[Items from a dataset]
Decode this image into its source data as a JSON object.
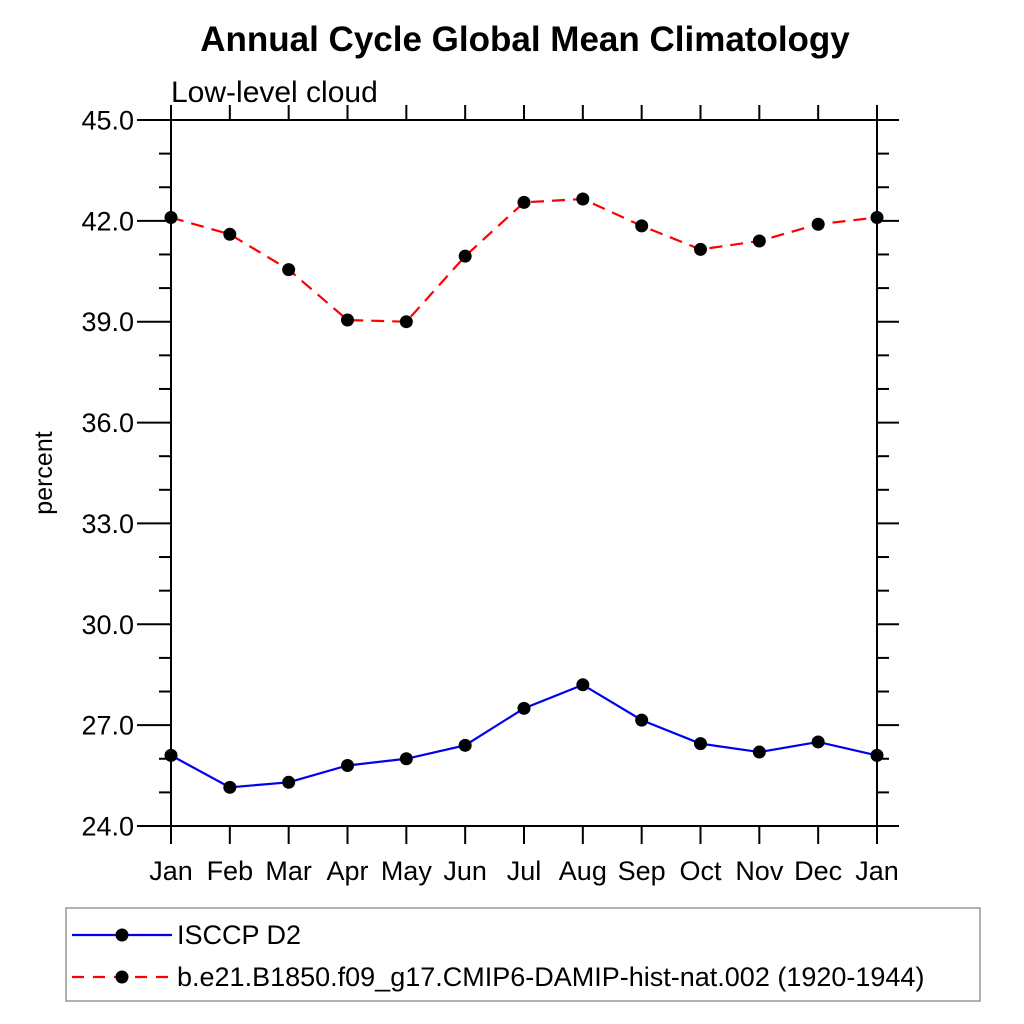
{
  "title": "Annual Cycle Global Mean Climatology",
  "subtitle": "Low-level cloud",
  "colors": {
    "series1": "#0000ee",
    "series2": "#ff0000",
    "marker": "#000000",
    "axis": "#000000",
    "legend_border": "#999999",
    "background": "#ffffff"
  },
  "chart_data": {
    "type": "line",
    "title": "Annual Cycle Global Mean Climatology",
    "subtitle": "Low-level cloud",
    "xlabel": "",
    "ylabel": "percent",
    "x_categories": [
      "Jan",
      "Feb",
      "Mar",
      "Apr",
      "May",
      "Jun",
      "Jul",
      "Aug",
      "Sep",
      "Oct",
      "Nov",
      "Dec",
      "Jan"
    ],
    "ylim": [
      24.0,
      45.0
    ],
    "y_major_ticks": [
      24.0,
      27.0,
      30.0,
      33.0,
      36.0,
      39.0,
      42.0,
      45.0
    ],
    "y_minor_step": 1.0,
    "grid": false,
    "legend_position": "bottom-left-box",
    "series": [
      {
        "name": "ISCCP D2",
        "color": "#0000ee",
        "line_style": "solid",
        "marker": "filled-circle",
        "values": [
          26.1,
          25.15,
          25.3,
          25.8,
          26.0,
          26.4,
          27.5,
          28.2,
          27.15,
          26.45,
          26.2,
          26.5,
          26.1
        ]
      },
      {
        "name": "b.e21.B1850.f09_g17.CMIP6-DAMIP-hist-nat.002 (1920-1944)",
        "color": "#ff0000",
        "line_style": "dashed",
        "marker": "filled-circle",
        "values": [
          42.1,
          41.6,
          40.55,
          39.05,
          39.0,
          40.95,
          42.55,
          42.65,
          41.85,
          41.15,
          41.4,
          41.9,
          42.1
        ]
      }
    ]
  }
}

PROBLEM TO WORK ON:
All of the data above should be transcribed verbatim, with pictures omitted.

WORKED SOLUTION:
Decode this image into its source data as a JSON object.
{
  "title": "Annual Cycle Global Mean Climatology",
  "subtitle": "Low-level cloud",
  "colors": {
    "series1": "#0000ee",
    "series2": "#ff0000",
    "marker": "#000000",
    "axis": "#000000",
    "legend_border": "#999999",
    "background": "#ffffff"
  },
  "chart_data": {
    "type": "line",
    "title": "Annual Cycle Global Mean Climatology",
    "subtitle": "Low-level cloud",
    "xlabel": "",
    "ylabel": "percent",
    "x_categories": [
      "Jan",
      "Feb",
      "Mar",
      "Apr",
      "May",
      "Jun",
      "Jul",
      "Aug",
      "Sep",
      "Oct",
      "Nov",
      "Dec",
      "Jan"
    ],
    "ylim": [
      24.0,
      45.0
    ],
    "y_major_ticks": [
      24.0,
      27.0,
      30.0,
      33.0,
      36.0,
      39.0,
      42.0,
      45.0
    ],
    "y_minor_step": 1.0,
    "grid": false,
    "legend_position": "bottom-left-box",
    "series": [
      {
        "name": "ISCCP D2",
        "color": "#0000ee",
        "line_style": "solid",
        "marker": "filled-circle",
        "values": [
          26.1,
          25.15,
          25.3,
          25.8,
          26.0,
          26.4,
          27.5,
          28.2,
          27.15,
          26.45,
          26.2,
          26.5,
          26.1
        ]
      },
      {
        "name": "b.e21.B1850.f09_g17.CMIP6-DAMIP-hist-nat.002 (1920-1944)",
        "color": "#ff0000",
        "line_style": "dashed",
        "marker": "filled-circle",
        "values": [
          42.1,
          41.6,
          40.55,
          39.05,
          39.0,
          40.95,
          42.55,
          42.65,
          41.85,
          41.15,
          41.4,
          41.9,
          42.1
        ]
      }
    ]
  }
}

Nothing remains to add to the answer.